◆ YOUR OBJECTIVE: Copy out, character for character, the lines starting with the line that contains "x-tick-label: −0.2 — [331, 503, 360, 517]" and going on through the line that contains "data-point — [142, 323, 154, 335]", including both of those lines.

^^^^

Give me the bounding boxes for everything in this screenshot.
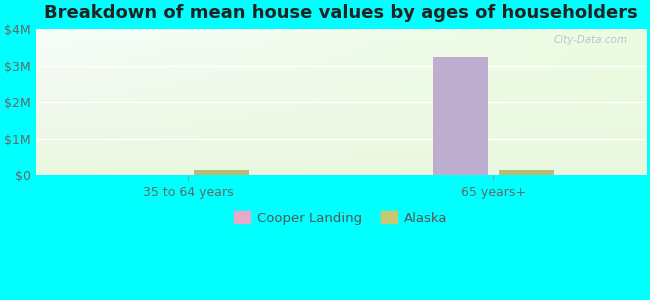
Bar	[433, 57, 488, 176]
Bar	[499, 170, 554, 176]
Legend: Cooper Landing, Alaska: Cooper Landing, Alaska	[229, 206, 452, 230]
Title: Breakdown of mean house values by ages of householders: Breakdown of mean house values by ages o…	[44, 4, 638, 22]
Text: City-Data.com: City-Data.com	[553, 35, 627, 45]
Bar	[194, 170, 248, 176]
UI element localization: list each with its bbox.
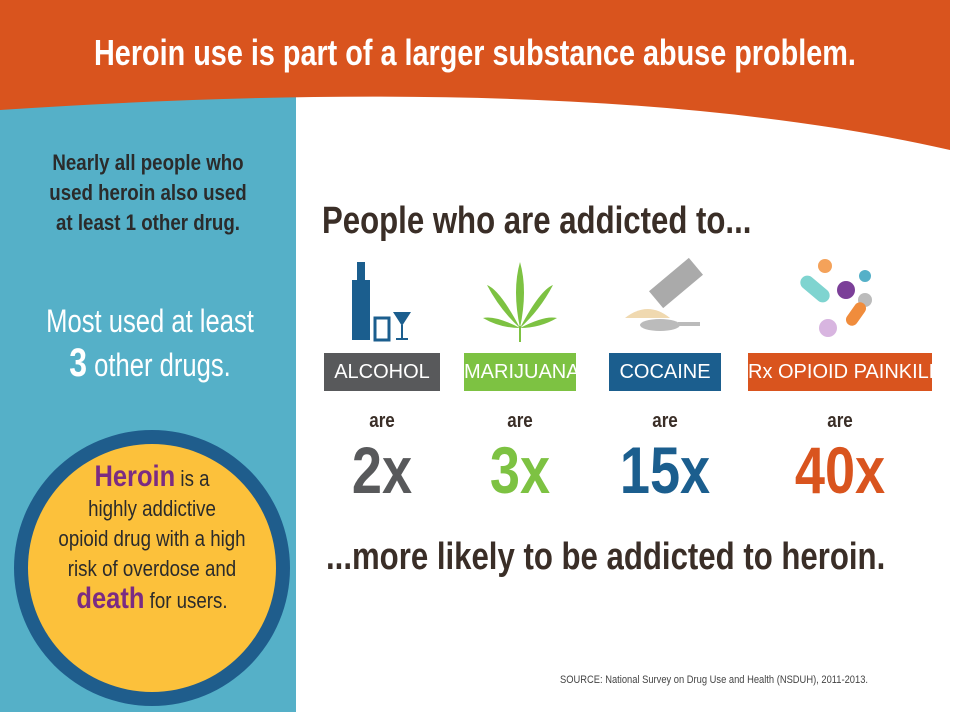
fact-1-line: at least 1 other drug. bbox=[56, 210, 240, 235]
are-text: are bbox=[507, 410, 533, 432]
callout-emphasis: Heroin bbox=[94, 460, 176, 493]
outro: ...more likely to be addicted to heroin. bbox=[326, 536, 886, 578]
fact-1-line: used heroin also used bbox=[49, 180, 247, 205]
are-text: are bbox=[369, 410, 395, 432]
are-text: are bbox=[827, 410, 853, 432]
fact-1-line: Nearly all people who bbox=[52, 150, 244, 175]
drug-label: ALCOHOL bbox=[324, 353, 440, 391]
callout: Heroin is a highly addictive opioid drug… bbox=[42, 462, 263, 616]
fact-2-text: other drugs. bbox=[94, 347, 231, 383]
callout-line: risk of overdose and bbox=[67, 556, 237, 581]
drug-label: MARIJUANA bbox=[464, 353, 580, 391]
callout-text: is a bbox=[180, 466, 210, 491]
callout-line: highly addictive bbox=[88, 496, 216, 521]
fact-2: Most used at least 3 other drugs. bbox=[30, 300, 270, 386]
multiplier: 2x bbox=[351, 433, 413, 507]
source: SOURCE: National Survey on Drug Use and … bbox=[560, 674, 869, 686]
fact-2-line: Most used at least bbox=[46, 303, 254, 339]
drug-label: Rx OPIOID PAINKILLERS bbox=[748, 353, 960, 391]
callout-line: Heroin is a bbox=[42, 462, 263, 494]
intro: People who are addicted to... bbox=[322, 200, 752, 242]
fact-2-line: 3 other drugs. bbox=[30, 342, 270, 386]
multiplier: 40x bbox=[794, 433, 886, 507]
drug-label: COCAINE bbox=[609, 353, 721, 391]
are-text: are bbox=[652, 410, 678, 432]
title: Heroin use is part of a larger substance… bbox=[94, 32, 856, 73]
fact-1: Nearly all people who used heroin also u… bbox=[22, 148, 274, 238]
fact-2-number: 3 bbox=[69, 341, 88, 385]
multiplier: 15x bbox=[619, 433, 711, 507]
callout-text: for users. bbox=[149, 588, 228, 613]
multiplier: 3x bbox=[489, 433, 551, 507]
callout-line: opioid drug with a high bbox=[58, 526, 246, 551]
callout-emphasis: death bbox=[76, 582, 145, 615]
callout-line: death for users. bbox=[42, 584, 263, 616]
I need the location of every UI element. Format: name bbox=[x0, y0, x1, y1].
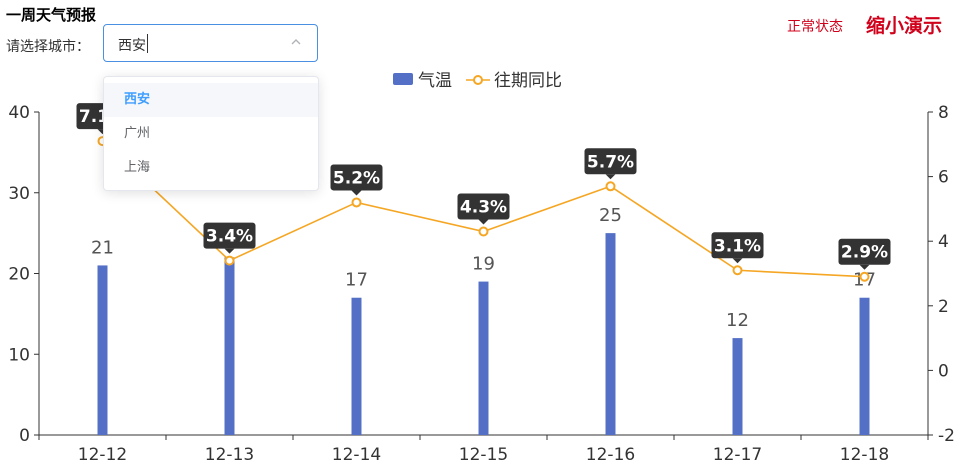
trend-label: 5.7% bbox=[587, 152, 634, 172]
trend-label: 2.9% bbox=[841, 243, 888, 263]
y-left-tick-label: 40 bbox=[8, 103, 30, 123]
trend-label: 4.3% bbox=[460, 198, 507, 218]
legend-line-marker bbox=[473, 75, 483, 85]
trend-label-pointer bbox=[859, 264, 870, 270]
bar-value-label: 17 bbox=[345, 270, 368, 291]
bar-value-label: 21 bbox=[91, 237, 114, 258]
trend-label: 5.2% bbox=[333, 168, 380, 188]
shrink-demo-button[interactable]: 缩小演示 bbox=[866, 15, 943, 37]
city-option-shanghai[interactable]: 上海 bbox=[124, 160, 151, 175]
y-left-tick-label: 0 bbox=[19, 426, 30, 446]
bar bbox=[478, 281, 489, 435]
page-title: 一周天气预报 bbox=[6, 6, 97, 24]
x-tick-label: 12-12 bbox=[78, 445, 127, 465]
y-right-tick-label: 2 bbox=[938, 297, 949, 317]
trend-label-pointer bbox=[224, 248, 235, 254]
bar-value-label: 12 bbox=[726, 310, 749, 331]
legend-line-label: 往期同比 bbox=[494, 71, 562, 91]
trend-point bbox=[224, 255, 235, 266]
city-option-guangzhou[interactable]: 广州 bbox=[124, 126, 151, 141]
trend-label-box bbox=[584, 148, 637, 175]
city-select-label: 请选择城市： bbox=[6, 39, 90, 55]
x-tick-label: 12-18 bbox=[840, 445, 889, 465]
trend-label-box bbox=[711, 232, 764, 259]
city-dropdown: 西安 广州 上海 bbox=[103, 76, 319, 191]
trend-label-box bbox=[838, 238, 891, 265]
bar bbox=[732, 338, 743, 435]
trend-label-box bbox=[330, 164, 383, 191]
x-tick-label: 12-16 bbox=[586, 445, 635, 465]
x-tick-label: 12-13 bbox=[205, 445, 254, 465]
trend-label-pointer bbox=[351, 190, 362, 196]
trend-point bbox=[859, 271, 870, 282]
trend-label: 3.4% bbox=[206, 227, 253, 247]
chevron-up-icon bbox=[291, 39, 301, 45]
bar bbox=[605, 233, 616, 435]
trend-point bbox=[478, 226, 489, 237]
trend-point bbox=[732, 265, 743, 276]
trend-label-pointer bbox=[478, 219, 489, 225]
y-right-tick-label: 0 bbox=[938, 361, 949, 381]
y-right-tick-label: 4 bbox=[938, 232, 949, 252]
x-tick-label: 12-17 bbox=[713, 445, 762, 465]
bar-value-label: 25 bbox=[599, 205, 622, 226]
x-tick-label: 12-15 bbox=[459, 445, 508, 465]
city-option-xian[interactable]: 西安 bbox=[104, 83, 318, 117]
trend-point bbox=[605, 181, 616, 192]
y-right-tick-label: -2 bbox=[938, 426, 955, 446]
trend-label-pointer bbox=[605, 174, 616, 180]
city-select[interactable]: 西安 bbox=[103, 24, 318, 62]
y-left-tick-label: 10 bbox=[8, 345, 30, 365]
y-left-tick-label: 20 bbox=[8, 265, 30, 285]
x-tick-label: 12-14 bbox=[332, 445, 381, 465]
status-text: 正常状态 bbox=[787, 19, 843, 35]
bar-value-label: 19 bbox=[472, 254, 495, 275]
y-right-tick-label: 8 bbox=[938, 103, 949, 123]
bar bbox=[859, 297, 870, 435]
trend-label-box bbox=[457, 193, 510, 220]
trend-label-pointer bbox=[732, 258, 743, 264]
trend-label-box bbox=[203, 222, 256, 249]
legend-bar-swatch bbox=[393, 73, 413, 85]
trend-point bbox=[351, 197, 362, 208]
bar bbox=[97, 265, 108, 435]
trend-label: 3.1% bbox=[714, 236, 761, 256]
bar bbox=[351, 297, 362, 435]
city-select-value: 西安 bbox=[118, 38, 146, 54]
y-right-tick-label: 6 bbox=[938, 168, 949, 188]
y-left-tick-label: 30 bbox=[8, 184, 30, 204]
legend-bar-label: 气温 bbox=[418, 71, 452, 91]
text-cursor bbox=[147, 34, 148, 53]
bar bbox=[224, 257, 235, 435]
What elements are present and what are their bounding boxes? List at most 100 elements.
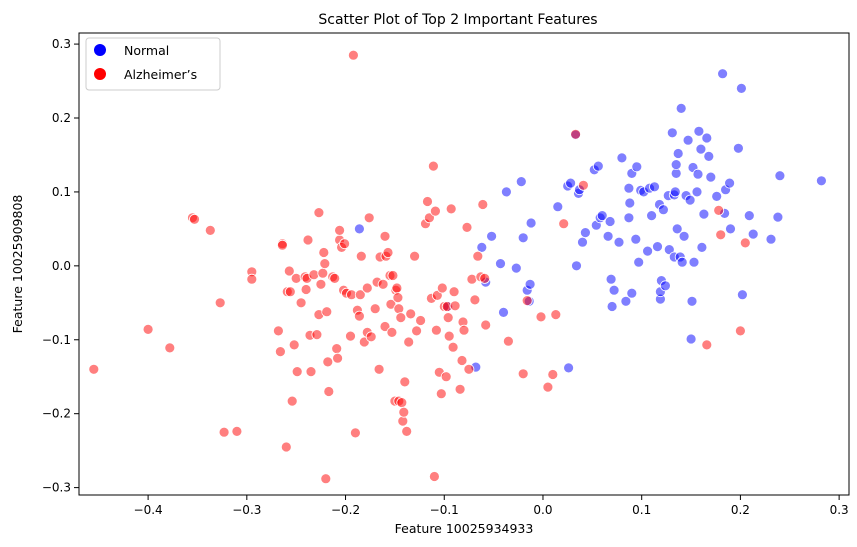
x-tick-label: −0.2 — [331, 503, 360, 517]
data-point — [715, 229, 727, 241]
data-point — [701, 132, 713, 144]
data-point — [735, 325, 746, 337]
data-point — [320, 473, 332, 485]
data-point — [332, 352, 344, 364]
data-point — [711, 190, 723, 202]
data-point — [305, 366, 317, 378]
data-point — [606, 301, 618, 312]
data-point — [463, 363, 475, 375]
data-point — [669, 186, 681, 198]
data-point — [318, 247, 330, 258]
data-point — [658, 204, 669, 216]
data-point — [515, 176, 527, 188]
data-point — [392, 292, 404, 304]
data-point — [354, 289, 366, 301]
data-point — [652, 241, 663, 253]
data-point — [691, 186, 703, 198]
data-point — [442, 312, 454, 324]
series-alzheimers — [88, 49, 751, 485]
x-tick-label: −0.1 — [430, 503, 459, 517]
data-point — [398, 406, 410, 418]
ticks-layer: −0.4 −0.3 −0.2 −0.1 0.0 0.1 0.2 0.3 −0.3 −0.2 −0.1… — [42, 37, 849, 517]
data-point — [558, 218, 570, 230]
data-point — [189, 213, 200, 225]
data-point — [369, 303, 381, 315]
data-point — [430, 324, 442, 336]
x-tick-label: −0.4 — [134, 503, 163, 517]
data-point — [397, 415, 409, 427]
data-point — [329, 272, 341, 284]
data-point — [517, 232, 529, 244]
data-point — [353, 223, 365, 235]
data-point — [624, 197, 636, 209]
data-point — [315, 278, 327, 290]
data-point — [510, 262, 522, 274]
data-point — [295, 297, 307, 309]
data-point — [698, 208, 710, 220]
x-tick-label: 0.3 — [830, 503, 849, 517]
data-point — [361, 282, 373, 294]
data-point — [495, 258, 506, 270]
data-point — [682, 134, 694, 146]
data-point — [393, 303, 405, 315]
data-point — [737, 289, 748, 301]
data-point — [524, 278, 536, 290]
data-point — [274, 346, 286, 358]
data-point — [302, 234, 314, 246]
data-point — [623, 212, 635, 224]
data-point — [500, 186, 512, 198]
points-layer — [88, 49, 827, 485]
data-point — [334, 224, 346, 236]
data-point — [663, 244, 675, 256]
data-point — [142, 323, 154, 335]
data-point — [396, 397, 408, 409]
data-point — [649, 181, 660, 193]
data-point — [290, 272, 302, 284]
data-point — [387, 270, 399, 281]
data-point — [571, 260, 582, 272]
data-point — [291, 366, 303, 378]
data-point — [476, 241, 488, 253]
data-point — [525, 217, 537, 229]
chart-title: Scatter Plot of Top 2 Important Features — [318, 12, 597, 28]
y-axis-label: Feature 10025909808 — [10, 195, 25, 334]
data-point — [353, 310, 365, 322]
data-point — [365, 331, 377, 343]
data-point — [355, 250, 367, 262]
data-point — [382, 247, 394, 258]
data-point — [391, 282, 403, 294]
data-point — [626, 287, 638, 299]
data-point — [386, 326, 398, 338]
data-point — [672, 148, 684, 159]
data-point — [705, 171, 717, 183]
legend-label-normal: Normal — [124, 43, 169, 58]
data-point — [323, 386, 335, 397]
data-point — [577, 236, 588, 248]
data-point — [401, 425, 413, 437]
y-tick-label: 0.1 — [52, 185, 71, 199]
data-point — [339, 238, 351, 250]
data-point — [288, 339, 300, 351]
data-point — [602, 230, 614, 242]
data-point — [550, 309, 562, 321]
data-point — [448, 286, 460, 298]
data-point — [701, 339, 713, 351]
x-tick-label: 0.2 — [731, 503, 750, 517]
data-point — [449, 300, 461, 312]
data-point — [642, 245, 653, 257]
data-point — [246, 273, 258, 285]
data-point — [377, 278, 389, 290]
data-point — [379, 321, 391, 332]
data-point — [321, 306, 333, 318]
data-point — [373, 363, 385, 375]
data-point — [440, 371, 452, 383]
data-point — [349, 427, 361, 439]
data-point — [616, 152, 628, 164]
data-point — [399, 376, 411, 388]
data-point — [276, 239, 288, 251]
data-point — [660, 280, 671, 292]
x-tick-label: −0.3 — [232, 503, 261, 517]
data-point — [461, 221, 473, 233]
x-tick-label: 0.0 — [533, 503, 552, 517]
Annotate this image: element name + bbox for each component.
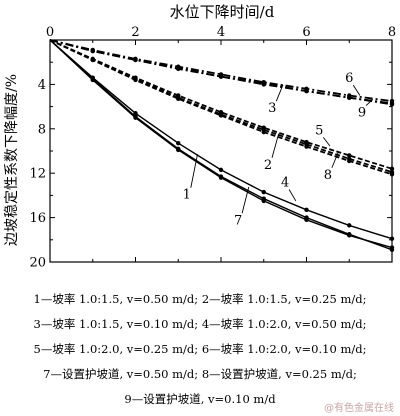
series-7-point <box>90 77 95 83</box>
annotation-layer: 6 3 9 5 2 8 4 1 7 <box>183 71 374 228</box>
series-line-8 <box>49 39 393 173</box>
series-8-point <box>261 127 266 133</box>
legend-line-4: 7—设置护坡道, v=0.50 m/d; 8—设置护坡道, v=0.25 m/d… <box>43 367 357 381</box>
marker-layer <box>90 47 395 252</box>
series-7-point <box>218 175 224 180</box>
series-line-6 <box>49 39 393 102</box>
annotation-leader-2 <box>271 133 280 158</box>
x-tick-label: 4 <box>217 25 225 40</box>
y-tick-label: 12 <box>29 167 46 182</box>
y-tick-label: 20 <box>29 256 46 271</box>
series-4-point <box>133 111 138 116</box>
series-7-point <box>389 245 395 250</box>
annotation-label-4: 4 <box>281 176 289 191</box>
annotation-label-9: 9 <box>358 106 366 121</box>
series-line-1 <box>49 39 393 251</box>
x-tick-label: 2 <box>131 25 139 40</box>
series-9-point <box>389 101 395 106</box>
series-4-point <box>304 207 309 213</box>
annotation-leader-5 <box>322 137 331 147</box>
series-7-point <box>261 198 266 204</box>
series-8-point <box>133 76 138 82</box>
x-tick-label: 6 <box>302 25 310 40</box>
series-9-point <box>261 82 266 87</box>
annotation-label-3: 3 <box>268 101 276 116</box>
series-4-point <box>218 167 224 173</box>
series-line-9 <box>49 39 393 105</box>
legend-line-5: 9—设置护坡道, v=0.10 m/d <box>124 392 276 406</box>
annotation-leader-1 <box>190 154 198 188</box>
series-line-5 <box>49 39 393 170</box>
series-line-4 <box>49 39 393 240</box>
annotation-leader-8 <box>331 151 339 168</box>
series-9-point <box>347 95 352 100</box>
annotation-label-1: 1 <box>183 188 191 203</box>
series-9-point <box>90 48 95 54</box>
series-9-point <box>133 57 138 63</box>
series-line-2 <box>49 39 393 176</box>
series-7-point <box>347 233 352 238</box>
series-5-point <box>347 153 352 158</box>
series-layer <box>49 39 393 251</box>
watermark: @有色金属在线 <box>324 403 394 414</box>
series-4-point <box>347 223 352 228</box>
x-tick-label: 0 <box>46 25 54 40</box>
x-tick-label: 8 <box>388 25 396 40</box>
annotation-leader-7 <box>241 186 250 214</box>
annotation-leader-6 <box>352 84 361 96</box>
annotation-leader-4 <box>288 189 297 202</box>
series-5-point <box>389 166 395 171</box>
series-8-point <box>90 57 95 63</box>
series-7-point <box>176 147 181 153</box>
series-7-point <box>133 115 138 120</box>
y-tick-label: 8 <box>38 122 46 137</box>
series-7-point <box>304 217 309 223</box>
y-tick-label: 16 <box>29 211 46 226</box>
annotation-label-8: 8 <box>324 168 332 183</box>
annotation-label-6: 6 <box>345 71 353 86</box>
series-9-point <box>218 74 224 79</box>
annotation-label-2: 2 <box>264 158 272 173</box>
series-4-point <box>176 141 181 146</box>
x-axis-title: 水位下降时间/d <box>170 3 275 21</box>
y-tick-label: 4 <box>38 78 46 93</box>
series-9-point <box>176 66 181 72</box>
series-line-7 <box>49 39 393 249</box>
annotation-leader-3 <box>275 84 284 102</box>
series-9-point <box>304 88 309 94</box>
series-8-point <box>347 156 352 161</box>
annotation-leader-9 <box>365 99 374 106</box>
series-8-point <box>176 95 181 100</box>
annotation-label-7: 7 <box>234 213 242 228</box>
y-axis-title: 边坡稳定性系数下降幅度/% <box>4 74 20 246</box>
legend-line-1: 1—坡率 1.0:1.5, v=0.50 m/d; 2—坡率 1.0:1.5, … <box>33 292 367 306</box>
annotation-label-5: 5 <box>315 123 323 138</box>
series-4-point <box>261 189 266 195</box>
legend-line-2: 3—坡率 1.0:1.5, v=0.10 m/d; 4—坡率 1.0:2.0, … <box>33 317 367 331</box>
series-8-point <box>218 112 224 117</box>
legend-line-3: 5—坡率 1.0:2.0, v=0.25 m/d; 6—坡率 1.0:2.0, … <box>33 342 367 356</box>
series-8-point <box>304 142 309 147</box>
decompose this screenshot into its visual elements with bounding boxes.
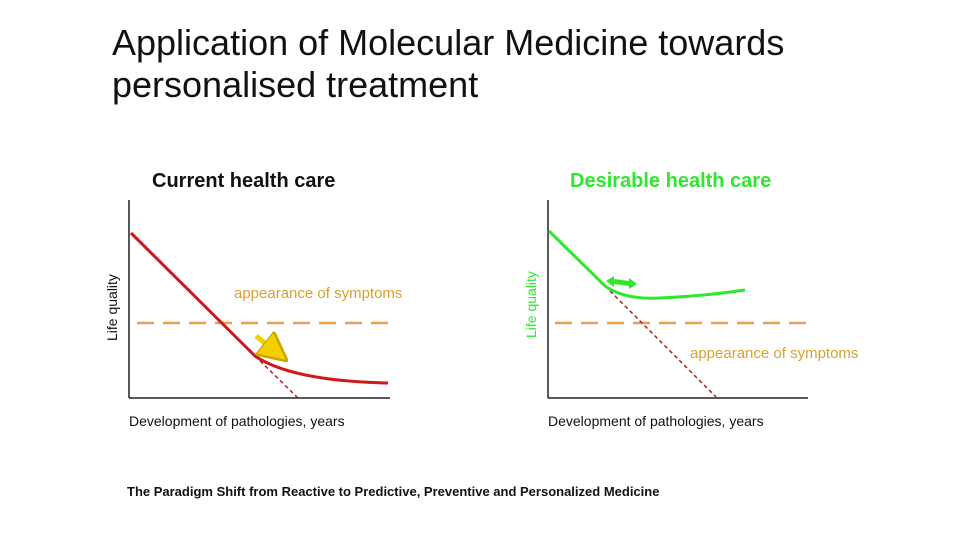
yellow-arrow-icon <box>254 336 276 352</box>
green-double-arrow-icon <box>606 276 637 289</box>
desirable-y-axis-label: Life quality <box>523 271 539 338</box>
paradigm-shift-caption: The Paradigm Shift from Reactive to Pred… <box>127 484 660 499</box>
current-panel: appearance of symptoms Life quality Deve… <box>104 200 402 429</box>
desirable-x-axis-label: Development of pathologies, years <box>548 413 764 429</box>
desirable-panel: appearance of symptoms Life quality Deve… <box>523 200 858 429</box>
desirable-stabilised-curve <box>547 229 746 300</box>
desirable-untreated-dashed-line <box>604 285 717 398</box>
current-x-axis-label: Development of pathologies, years <box>129 413 345 429</box>
current-decline-curve <box>129 231 389 385</box>
desirable-threshold-label: appearance of symptoms <box>690 345 858 362</box>
current-health-care-title: Current health care <box>152 170 336 192</box>
current-untreated-dashed-line <box>254 355 300 400</box>
current-y-axis-label: Life quality <box>104 274 120 341</box>
slide-title-line-1: Application of Molecular Medicine toward… <box>112 22 785 63</box>
slide-title-line-2: personalised treatment <box>112 64 479 105</box>
current-threshold-label: appearance of symptoms <box>234 285 402 302</box>
slide-title: Application of Molecular Medicine toward… <box>112 22 784 106</box>
desirable-health-care-title: Desirable health care <box>570 170 772 192</box>
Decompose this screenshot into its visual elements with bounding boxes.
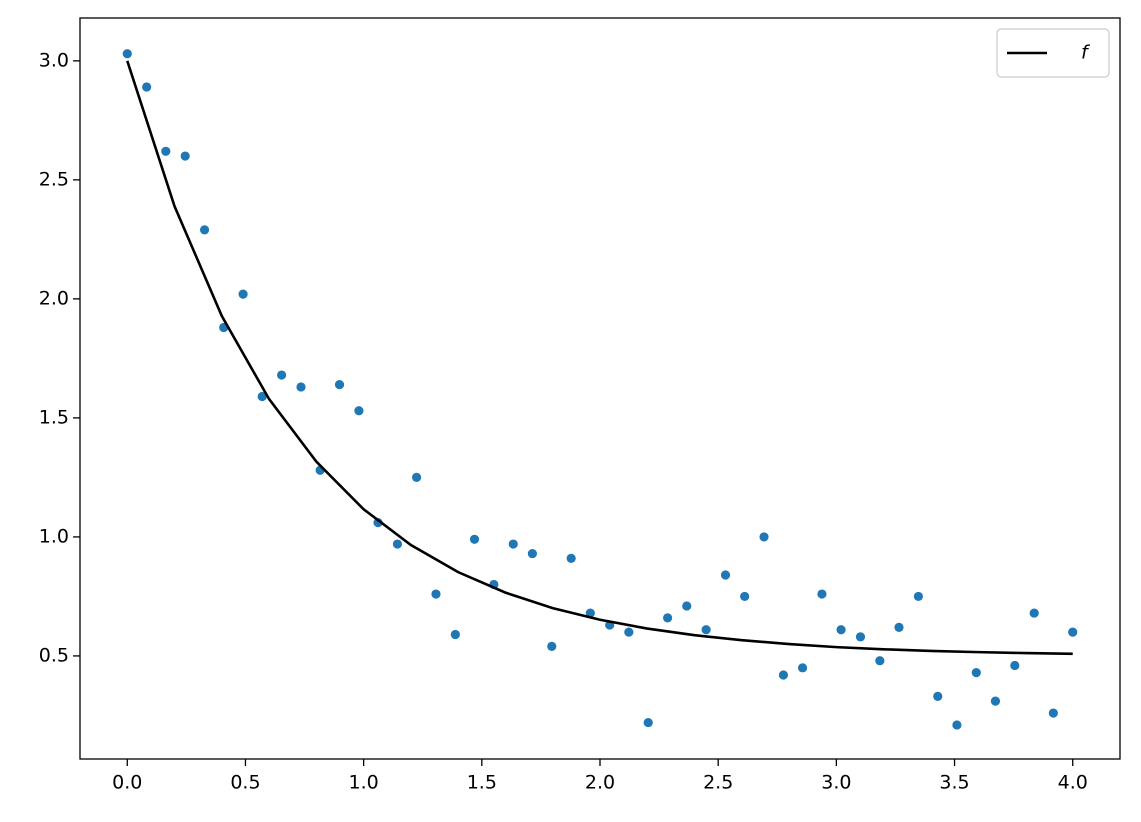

^^^^

◆ COMPLETE ANSWER:
x-tick-label: −0.2 — [331, 503, 360, 517]
data-point — [715, 229, 727, 241]
data-point — [701, 132, 713, 144]
data-point — [735, 325, 746, 337]
data-point — [320, 473, 332, 485]
data-point — [332, 352, 344, 364]
data-point — [711, 190, 723, 202]
data-point — [305, 366, 317, 378]
data-point — [606, 301, 618, 312]
data-point — [463, 363, 475, 375]
data-point — [669, 186, 681, 198]
data-point — [318, 247, 330, 258]
data-point — [658, 204, 669, 216]
data-point — [515, 176, 527, 188]
data-point — [392, 292, 404, 304]
data-point — [354, 289, 366, 301]
data-point — [652, 241, 663, 253]
data-point — [691, 186, 703, 198]
data-point — [442, 312, 454, 324]
series-alzheimers — [88, 49, 751, 485]
x-tick-label: −0.1 — [430, 503, 459, 517]
data-point — [398, 406, 410, 418]
ticks-layer: −0.4 −0.3 −0.2 −0.1 0.0 0.1 0.2 0.3 −0.3 −0.2 −0.1… — [42, 37, 849, 517]
data-point — [558, 218, 570, 230]
data-point — [189, 213, 200, 225]
data-point — [369, 303, 381, 315]
data-point — [430, 324, 442, 336]
x-tick-label: −0.4 — [134, 503, 163, 517]
data-point — [397, 415, 409, 427]
data-point — [329, 272, 341, 284]
data-point — [517, 232, 529, 244]
data-point — [353, 223, 365, 235]
data-point — [624, 197, 636, 209]
data-point — [315, 278, 327, 290]
data-point — [510, 262, 522, 274]
data-point — [295, 297, 307, 309]
data-point — [698, 208, 710, 220]
x-tick-label: 0.3 — [830, 503, 849, 517]
data-point — [361, 282, 373, 294]
data-point — [495, 258, 506, 270]
data-point — [682, 134, 694, 146]
data-point — [393, 303, 405, 315]
data-point — [737, 289, 748, 301]
data-point — [524, 278, 536, 290]
data-point — [274, 346, 286, 358]
data-point — [302, 234, 314, 246]
data-point — [623, 212, 635, 224]
data-point — [500, 186, 512, 198]
points-layer — [88, 49, 827, 485]
data-point — [334, 224, 346, 236]
data-point — [663, 244, 675, 256]
data-point — [142, 323, 154, 335]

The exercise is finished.